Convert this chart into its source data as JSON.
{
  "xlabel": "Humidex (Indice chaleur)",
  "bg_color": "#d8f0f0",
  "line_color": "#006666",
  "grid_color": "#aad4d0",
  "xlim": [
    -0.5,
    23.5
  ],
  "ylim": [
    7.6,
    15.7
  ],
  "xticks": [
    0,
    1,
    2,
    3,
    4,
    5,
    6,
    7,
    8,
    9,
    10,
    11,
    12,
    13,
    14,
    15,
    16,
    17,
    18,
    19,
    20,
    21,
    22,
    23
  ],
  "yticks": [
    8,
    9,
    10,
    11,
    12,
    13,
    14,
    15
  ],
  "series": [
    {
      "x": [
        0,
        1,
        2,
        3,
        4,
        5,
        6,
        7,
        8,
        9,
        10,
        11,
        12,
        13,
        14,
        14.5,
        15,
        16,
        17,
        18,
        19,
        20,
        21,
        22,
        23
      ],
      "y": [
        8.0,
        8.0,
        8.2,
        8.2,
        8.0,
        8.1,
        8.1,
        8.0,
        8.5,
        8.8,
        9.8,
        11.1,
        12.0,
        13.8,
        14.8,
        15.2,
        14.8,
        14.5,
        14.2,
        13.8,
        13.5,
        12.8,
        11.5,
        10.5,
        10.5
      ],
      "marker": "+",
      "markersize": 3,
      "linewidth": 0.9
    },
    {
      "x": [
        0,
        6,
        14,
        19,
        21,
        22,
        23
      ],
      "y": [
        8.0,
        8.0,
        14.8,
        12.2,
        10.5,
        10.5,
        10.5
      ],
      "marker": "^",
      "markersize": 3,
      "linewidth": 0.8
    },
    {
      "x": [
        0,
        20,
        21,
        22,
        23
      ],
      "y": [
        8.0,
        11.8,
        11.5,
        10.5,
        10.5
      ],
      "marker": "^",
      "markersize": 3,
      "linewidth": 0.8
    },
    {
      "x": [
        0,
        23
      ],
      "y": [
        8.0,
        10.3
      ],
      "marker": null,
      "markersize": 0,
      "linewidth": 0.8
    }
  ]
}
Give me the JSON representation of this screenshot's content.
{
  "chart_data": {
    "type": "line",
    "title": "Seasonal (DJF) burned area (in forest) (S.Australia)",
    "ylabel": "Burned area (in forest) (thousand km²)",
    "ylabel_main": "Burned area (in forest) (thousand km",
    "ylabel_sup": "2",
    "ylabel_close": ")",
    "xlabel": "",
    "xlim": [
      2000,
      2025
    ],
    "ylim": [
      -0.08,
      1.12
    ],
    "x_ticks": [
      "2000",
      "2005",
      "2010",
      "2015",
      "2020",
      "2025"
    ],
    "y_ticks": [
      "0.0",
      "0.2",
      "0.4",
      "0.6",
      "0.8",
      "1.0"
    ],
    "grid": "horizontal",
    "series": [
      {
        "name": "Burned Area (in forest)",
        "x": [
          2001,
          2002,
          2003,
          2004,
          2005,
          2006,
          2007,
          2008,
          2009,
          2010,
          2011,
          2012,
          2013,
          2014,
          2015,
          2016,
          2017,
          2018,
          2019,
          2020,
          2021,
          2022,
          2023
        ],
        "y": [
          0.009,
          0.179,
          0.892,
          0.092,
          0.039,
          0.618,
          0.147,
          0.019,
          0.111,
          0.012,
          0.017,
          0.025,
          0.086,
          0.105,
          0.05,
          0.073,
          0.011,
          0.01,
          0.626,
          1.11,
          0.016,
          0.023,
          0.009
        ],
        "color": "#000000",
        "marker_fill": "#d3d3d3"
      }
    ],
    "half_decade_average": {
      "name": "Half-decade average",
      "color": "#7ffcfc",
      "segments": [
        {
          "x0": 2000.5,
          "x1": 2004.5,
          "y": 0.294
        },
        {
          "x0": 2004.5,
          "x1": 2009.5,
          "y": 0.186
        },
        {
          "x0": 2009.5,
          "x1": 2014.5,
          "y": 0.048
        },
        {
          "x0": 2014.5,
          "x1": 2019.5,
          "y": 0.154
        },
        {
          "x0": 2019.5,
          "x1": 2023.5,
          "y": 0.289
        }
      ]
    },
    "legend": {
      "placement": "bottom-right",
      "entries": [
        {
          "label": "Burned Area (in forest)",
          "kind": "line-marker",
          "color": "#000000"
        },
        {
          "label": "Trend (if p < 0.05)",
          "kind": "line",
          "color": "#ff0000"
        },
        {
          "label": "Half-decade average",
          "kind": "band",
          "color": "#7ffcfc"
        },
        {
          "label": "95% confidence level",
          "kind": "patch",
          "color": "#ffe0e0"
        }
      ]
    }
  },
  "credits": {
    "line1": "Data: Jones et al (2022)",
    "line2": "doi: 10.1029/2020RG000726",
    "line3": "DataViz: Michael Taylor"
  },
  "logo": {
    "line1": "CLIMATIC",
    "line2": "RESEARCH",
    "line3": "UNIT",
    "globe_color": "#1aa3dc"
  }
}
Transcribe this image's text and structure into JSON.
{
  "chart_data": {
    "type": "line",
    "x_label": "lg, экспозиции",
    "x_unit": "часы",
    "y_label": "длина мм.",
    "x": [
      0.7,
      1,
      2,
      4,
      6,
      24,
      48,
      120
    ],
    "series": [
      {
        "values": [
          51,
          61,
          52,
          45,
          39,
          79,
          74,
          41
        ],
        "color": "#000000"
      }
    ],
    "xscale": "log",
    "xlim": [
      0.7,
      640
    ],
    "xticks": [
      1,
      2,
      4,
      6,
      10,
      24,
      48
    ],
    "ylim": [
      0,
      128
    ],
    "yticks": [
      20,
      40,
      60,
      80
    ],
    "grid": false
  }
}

### What to work on
Show every line in the entries where the string "xlabel" occurs.

### Correct output
  "xlabel": "Humidex (Indice chaleur)",
    "xlabel": "",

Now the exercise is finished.